* _EXERCISE TASK A_: Copy the passage on classical and liberal arts education word for word.

Dr Messmore believes it’s a winning formula. For him, it’s all about how you approach education, whether you see it as career preparation or something broader.

“In my eight months in Australia, what I hear time and time again is that young people are forced to make career decisions in high school and end up living at home and taking a consumer approach to university, travelling in and out,” Dr Messmore says.

“Two years into their degree they’re not enjoying it or aren’t well suited to that career choice, so they become discouraged. They either walk away and feel it’s been a waste of time or money or stick it out and are unhappy.

“I think there’s a better way. I’m not saying the liberal arts is for everyone, but if students were to have that foundational college experience, that would really open up a much broader range of options for them.

“A classical education forms young people to become contributing members of a community, and that takes into account their intellectual capacities, spiritual formation and social development. It addresses the full person.

“It’s about how to engage in critical thinking, how to discern an argument, to innovate a solution and make associations that others are unable to see. They’re the kind of employees that employers say they want. It’s a time tested approach and what Oxford and Cambridge have been doing for centuries.

“My hope is that parents will recognise the differences between the educational approaches.”

* _INPUT FOR THIS TASK_:
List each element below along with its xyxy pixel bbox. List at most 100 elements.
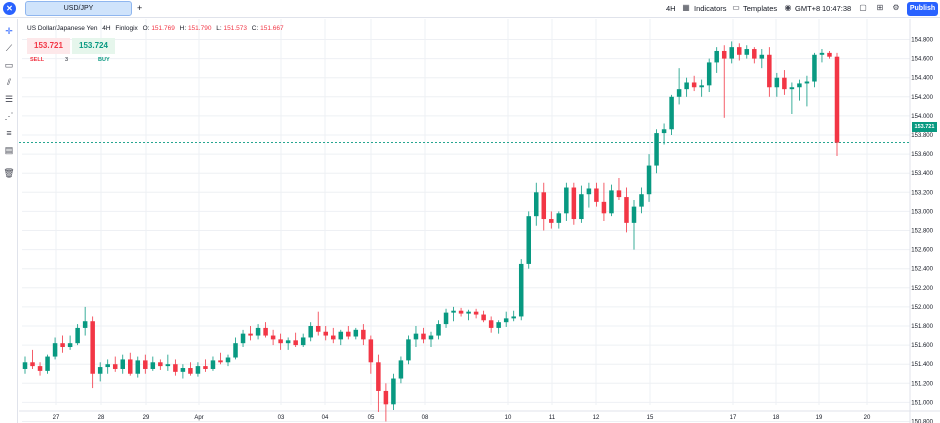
candle [737,43,742,61]
candle [248,326,253,341]
candle [82,306,88,336]
publish-button[interactable]: Publish [907,2,938,16]
candle-body [338,331,344,340]
buy-label[interactable]: BUY [98,57,110,63]
candle [52,337,58,360]
candle [579,185,584,223]
x-tick-label: 03 [278,415,285,421]
quantity-field[interactable]: 3 [65,57,69,63]
interval-button[interactable]: 4H [666,4,676,13]
candle-body [804,81,810,84]
candle [75,324,80,346]
candle [105,359,110,374]
candle-body [315,326,321,332]
candle-body [819,52,825,55]
y-tick-label: 152.000 [911,305,933,311]
candle-body [376,362,381,391]
candle-body [458,310,464,314]
candle-body [128,359,133,374]
candle-body [428,335,434,340]
chart-legend: US Dollar/Japanese Yen 4H Finlogix O: 15… [27,24,284,33]
chart-grid [19,19,940,423]
candle-body [331,335,336,340]
candle [661,123,667,145]
candle-body [361,329,366,340]
candle-body [210,360,216,369]
horizontal-lines-icon[interactable]: ☰ [4,94,14,104]
y-tick-label: 150.800 [911,420,933,423]
crosshair-icon[interactable]: ✛ [5,26,13,36]
x-tick-label: Apr [194,415,203,421]
candle-body [503,318,509,323]
legend-interval: 4H [102,25,111,32]
candle [255,324,261,340]
x-tick-label: 17 [730,415,737,421]
candle [691,75,697,92]
trend-line-icon[interactable]: ⟋ [5,43,13,53]
app-logo-icon[interactable]: ✕ [3,2,16,15]
indicators-button[interactable]: Indicators [694,4,727,13]
timezone-button[interactable]: GMT+8 [795,4,821,13]
indicators-icon[interactable]: ▦ [682,3,690,12]
candle-body [676,89,682,97]
candle-body [105,364,110,368]
candle-body [112,364,118,369]
candle [428,331,434,348]
layout-icon[interactable]: ▢ [859,3,867,12]
candle-body [571,187,577,220]
candle [120,354,125,374]
rectangle-icon[interactable]: ▭ [4,60,14,70]
settings-icon[interactable]: ⚙ [892,3,900,12]
price-chart[interactable]: 154.800 154.600 154.400 154.200 154.000 153.8… [19,19,940,423]
sell-label[interactable]: SELL [30,57,45,63]
candle [616,177,622,200]
candle [398,356,404,384]
grid-icon[interactable]: ⊞ [876,3,884,12]
globe-icon[interactable]: ◉ [784,3,792,12]
candle [188,362,193,376]
symbol-tab[interactable]: USD/JPY [25,1,132,16]
candle [37,362,43,376]
candle-body [661,129,667,134]
candle-body [323,331,328,336]
candle-body [684,82,689,90]
candle [782,70,787,95]
add-tab-button[interactable]: + [137,3,143,13]
legend-close-value: 151.667 [260,25,284,32]
candle [233,337,238,360]
buy-price-button[interactable]: 153.724 [72,38,115,54]
candle [511,310,516,322]
x-tick-label: 10 [505,415,512,421]
x-tick-label: 08 [422,415,429,421]
candle-body [496,322,501,328]
y-tick-label: 153.600 [911,152,933,158]
x-tick-label: 20 [864,415,871,421]
templates-icon[interactable]: ▭ [732,3,740,12]
candle [518,259,524,321]
note-icon[interactable]: ▤ [4,145,14,155]
candle-body [729,47,734,59]
candle [669,94,674,135]
candle [135,356,141,378]
sell-price-button[interactable]: 153.721 [27,38,70,54]
candle [767,47,772,97]
legend-low-value: 151.573 [223,25,247,32]
candle [218,352,223,365]
top-toolbar: ✕ USD/JPY + 4H ▦ Indicators ▭ Templates … [0,0,940,18]
y-tick-label: 153.400 [911,171,933,177]
x-tick-label: 12 [593,415,600,421]
trash-icon[interactable]: 🗑 [3,168,15,178]
candle-body [120,359,125,369]
ruler-icon[interactable]: ⫽ [6,77,11,87]
candle [353,327,359,340]
text-lines-icon[interactable]: ≡ [6,128,12,138]
fib-icon[interactable]: ⋰ [4,111,14,121]
candle [541,182,547,231]
candle [315,311,321,336]
candle-body [263,327,268,336]
candle-body [270,335,276,340]
candle-body [616,190,622,198]
candle [496,320,501,334]
templates-button[interactable]: Templates [743,4,778,13]
candle [488,316,494,333]
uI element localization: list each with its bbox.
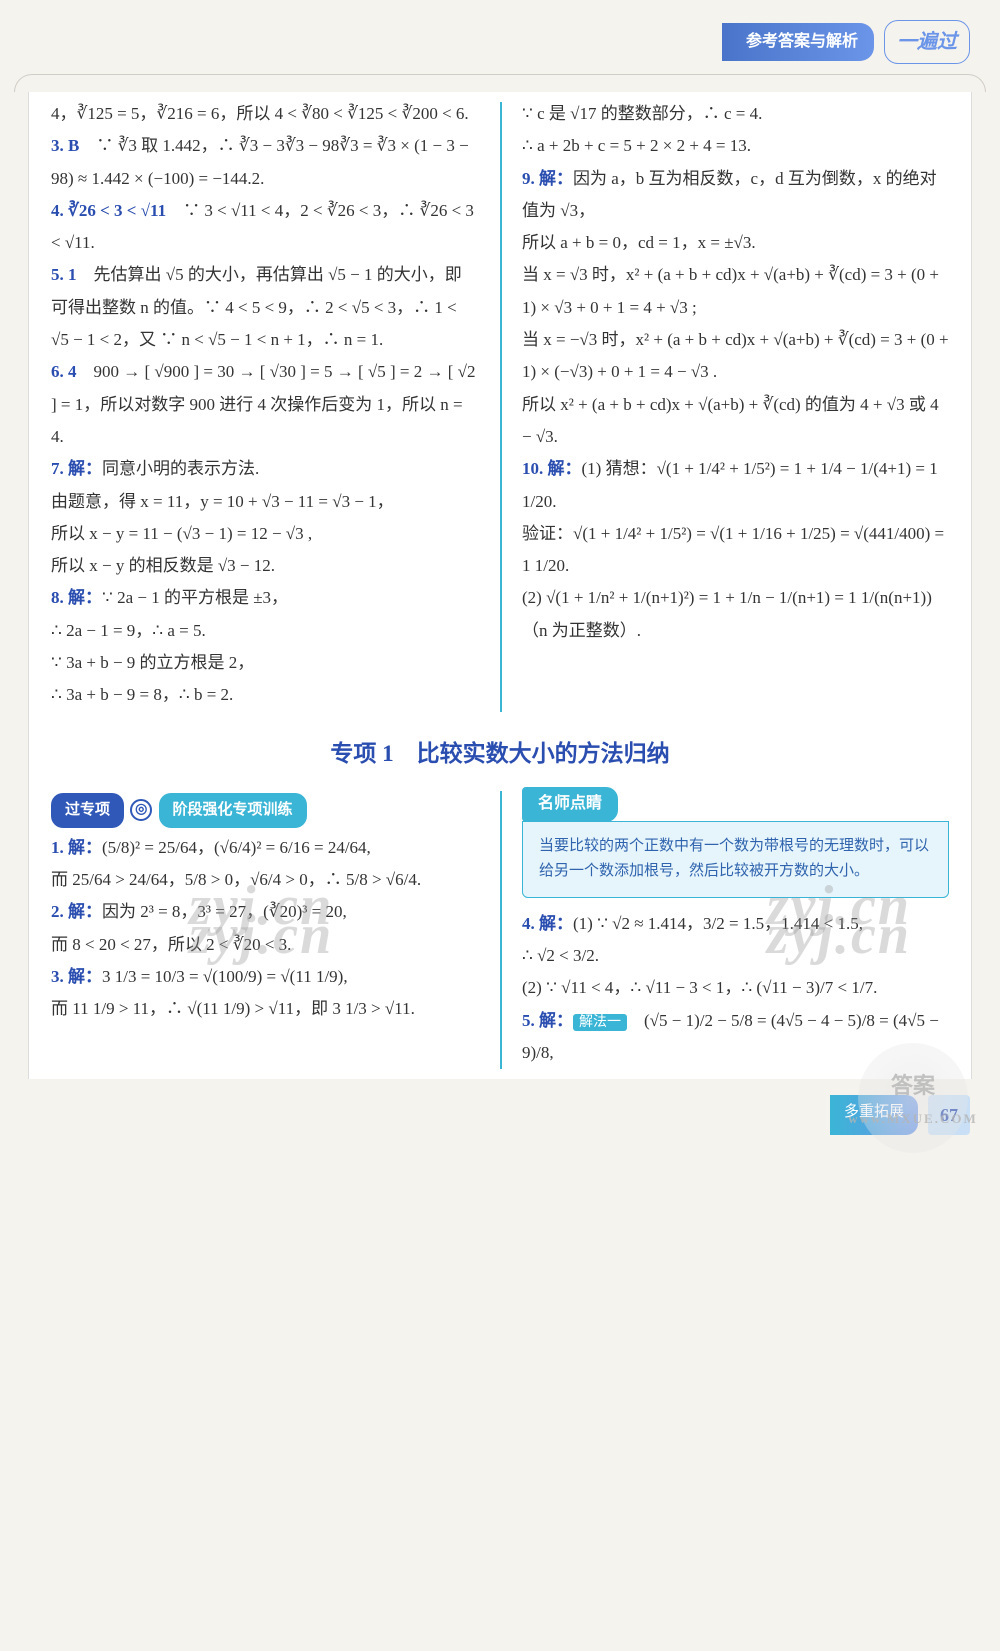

* _EXERCISE TASK B_: In the rows, repeat every line from the line with "candle [737,43,742,61]" to the line with "x-tick-label: 03 [278,415,285,421]", including both, without any changes.

* _RIGHT ANSWER A_:
Dr Messmore believes it’s a winning formula. For him, it’s all about how you approach education, whether you see it as career preparation or something broader.

“In my eight months in Australia, what I hear time and time again is that young people are forced to make career decisions in high school and end up living at home and taking a consumer approach to university, travelling in and out,” Dr Messmore says.

“Two years into their degree they’re not enjoying it or aren’t well suited to that career choice, so they become discouraged. They either walk away and feel it’s been a waste of time or money or stick it out and are unhappy.

“I think there’s a better way. I’m not saying the liberal arts is for everyone, but if students were to have that foundational college experience, that would really open up a much broader range of options for them.

“A classical education forms young people to become contributing members of a community, and that takes into account their intellectual capacities, spiritual formation and social development. It addresses the full person.

“It’s about how to engage in critical thinking, how to discern an argument, to innovate a solution and make associations that others are unable to see. They’re the kind of employees that employers say they want. It’s a time tested approach and what Oxford and Cambridge have been doing for centuries.

“My hope is that parents will recognise the differences between the educational approaches.”

* _RIGHT ANSWER B_:
candle [737,43,742,61]
candle [248,326,253,341]
candle [82,306,88,336]
publish-button[interactable]: Publish [907,2,938,16]
candle-body [338,331,344,340]
buy-label[interactable]: BUY [98,57,110,63]
candle [52,337,58,360]
candle [579,185,584,223]
x-tick-label: 03 [278,415,285,421]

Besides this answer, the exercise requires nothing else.